Given task.
Repeat all of the records verbatim.

## BEGIN Records shown

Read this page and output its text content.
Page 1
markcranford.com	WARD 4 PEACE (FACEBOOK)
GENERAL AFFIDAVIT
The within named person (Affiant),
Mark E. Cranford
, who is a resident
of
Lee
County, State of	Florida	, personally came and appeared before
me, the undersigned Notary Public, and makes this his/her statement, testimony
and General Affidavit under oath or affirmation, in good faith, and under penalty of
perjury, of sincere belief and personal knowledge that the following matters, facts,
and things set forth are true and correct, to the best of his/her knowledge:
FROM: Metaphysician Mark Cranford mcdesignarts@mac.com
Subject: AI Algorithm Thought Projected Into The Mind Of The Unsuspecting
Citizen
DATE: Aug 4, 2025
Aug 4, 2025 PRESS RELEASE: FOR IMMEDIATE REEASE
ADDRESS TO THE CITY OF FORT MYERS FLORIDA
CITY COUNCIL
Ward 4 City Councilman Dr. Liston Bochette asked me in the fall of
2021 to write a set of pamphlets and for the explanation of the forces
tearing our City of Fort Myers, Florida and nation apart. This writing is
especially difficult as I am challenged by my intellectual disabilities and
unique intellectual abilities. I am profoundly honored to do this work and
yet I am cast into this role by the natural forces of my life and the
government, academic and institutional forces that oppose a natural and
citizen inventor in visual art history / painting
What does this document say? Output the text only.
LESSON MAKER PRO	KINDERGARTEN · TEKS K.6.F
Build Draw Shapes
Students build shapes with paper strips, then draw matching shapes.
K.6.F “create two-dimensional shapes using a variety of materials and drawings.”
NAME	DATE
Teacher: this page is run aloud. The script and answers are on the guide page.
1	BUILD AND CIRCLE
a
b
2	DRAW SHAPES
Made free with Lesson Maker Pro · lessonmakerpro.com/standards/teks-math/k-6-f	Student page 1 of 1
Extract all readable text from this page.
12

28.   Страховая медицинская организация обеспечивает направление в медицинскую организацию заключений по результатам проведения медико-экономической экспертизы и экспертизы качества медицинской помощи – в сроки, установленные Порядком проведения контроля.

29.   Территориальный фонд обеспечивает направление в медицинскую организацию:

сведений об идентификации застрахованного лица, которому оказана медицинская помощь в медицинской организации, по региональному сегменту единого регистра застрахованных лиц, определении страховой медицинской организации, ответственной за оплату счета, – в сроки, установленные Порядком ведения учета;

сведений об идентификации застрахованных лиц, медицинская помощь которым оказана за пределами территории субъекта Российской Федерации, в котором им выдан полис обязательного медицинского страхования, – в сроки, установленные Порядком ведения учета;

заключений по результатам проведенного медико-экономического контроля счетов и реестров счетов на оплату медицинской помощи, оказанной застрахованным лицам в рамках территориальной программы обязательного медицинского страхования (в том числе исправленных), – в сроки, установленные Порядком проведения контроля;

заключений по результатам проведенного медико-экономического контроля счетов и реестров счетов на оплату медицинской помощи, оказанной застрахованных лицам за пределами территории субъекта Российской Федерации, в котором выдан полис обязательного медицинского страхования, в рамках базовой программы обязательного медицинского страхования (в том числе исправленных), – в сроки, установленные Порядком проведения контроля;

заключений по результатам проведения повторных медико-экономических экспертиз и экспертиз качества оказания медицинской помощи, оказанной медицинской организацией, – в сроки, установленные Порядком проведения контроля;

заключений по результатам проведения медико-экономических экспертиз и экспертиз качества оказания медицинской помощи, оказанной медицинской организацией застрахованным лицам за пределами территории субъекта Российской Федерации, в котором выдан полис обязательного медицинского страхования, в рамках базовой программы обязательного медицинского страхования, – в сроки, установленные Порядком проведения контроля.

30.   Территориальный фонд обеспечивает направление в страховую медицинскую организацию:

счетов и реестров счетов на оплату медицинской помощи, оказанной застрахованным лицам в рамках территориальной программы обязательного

## END Records shown

Answer to the task.
Read this page and output its text content.
Page 1
markcranford.com	WARD 4 PEACE (FACEBOOK)
GENERAL AFFIDAVIT
The within named person (Affiant),
Mark E. Cranford
, who is a resident
of
Lee
County, State of	Florida	, personally came and appeared before
me, the undersigned Notary Public, and makes this his/her statement, testimony
and General Affidavit under oath or affirmation, in good faith, and under penalty of
perjury, of sincere belief and personal knowledge that the following matters, facts,
and things set forth are true and correct, to the best of his/her knowledge:
FROM: Metaphysician Mark Cranford mcdesignarts@mac.com
Subject: AI Algorithm Thought Projected Into The Mind Of The Unsuspecting
Citizen
DATE: Aug 4, 2025
Aug 4, 2025 PRESS RELEASE: FOR IMMEDIATE REEASE
ADDRESS TO THE CITY OF FORT MYERS FLORIDA
CITY COUNCIL
Ward 4 City Councilman Dr. Liston Bochette asked me in the fall of
2021 to write a set of pamphlets and for the explanation of the forces
tearing our City of Fort Myers, Florida and nation apart. This writing is
especially difficult as I am challenged by my intellectual disabilities and
unique intellectual abilities. I am profoundly honored to do this work and
yet I am cast into this role by the natural forces of my life and the
government, academic and institutional forces that oppose a natural and
citizen inventor in visual art history / painting
What does this document say? Output the text only.
LESSON MAKER PRO	KINDERGARTEN · TEKS K.6.F
Build Draw Shapes
Students build shapes with paper strips, then draw matching shapes.
K.6.F “create two-dimensional shapes using a variety of materials and drawings.”
NAME	DATE
Teacher: this page is run aloud. The script and answers are on the guide page.
1	BUILD AND CIRCLE
a
b
2	DRAW SHAPES
Made free with Lesson Maker Pro · lessonmakerpro.com/standards/teks-math/k-6-f	Student page 1 of 1
Extract all readable text from this page.
12

28.   Страховая медицинская организация обеспечивает направление в медицинскую организацию заключений по результатам проведения медико-экономической экспертизы и экспертизы качества медицинской помощи – в сроки, установленные Порядком проведения контроля.

29.   Территориальный фонд обеспечивает направление в медицинскую организацию:

сведений об идентификации застрахованного лица, которому оказана медицинская помощь в медицинской организации, по региональному сегменту единого регистра застрахованных лиц, определении страховой медицинской организации, ответственной за оплату счета, – в сроки, установленные Порядком ведения учета;

сведений об идентификации застрахованных лиц, медицинская помощь которым оказана за пределами территории субъекта Российской Федерации, в котором им выдан полис обязательного медицинского страхования, – в сроки, установленные Порядком ведения учета;

заключений по результатам проведенного медико-экономического контроля счетов и реестров счетов на оплату медицинской помощи, оказанной застрахованным лицам в рамках территориальной программы обязательного медицинского страхования (в том числе исправленных), – в сроки, установленные Порядком проведения контроля;

заключений по результатам проведенного медико-экономического контроля счетов и реестров счетов на оплату медицинской помощи, оказанной застрахованных лицам за пределами территории субъекта Российской Федерации, в котором выдан полис обязательного медицинского страхования, в рамках базовой программы обязательного медицинского страхования (в том числе исправленных), – в сроки, установленные Порядком проведения контроля;

заключений по результатам проведения повторных медико-экономических экспертиз и экспертиз качества оказания медицинской помощи, оказанной медицинской организацией, – в сроки, установленные Порядком проведения контроля;

заключений по результатам проведения медико-экономических экспертиз и экспертиз качества оказания медицинской помощи, оказанной медицинской организацией застрахованным лицам за пределами территории субъекта Российской Федерации, в котором выдан полис обязательного медицинского страхования, в рамках базовой программы обязательного медицинского страхования, – в сроки, установленные Порядком проведения контроля.

30.   Территориальный фонд обеспечивает направление в страховую медицинскую организацию:

счетов и реестров счетов на оплату медицинской помощи, оказанной застрахованным лицам в рамках территориальной программы обязательного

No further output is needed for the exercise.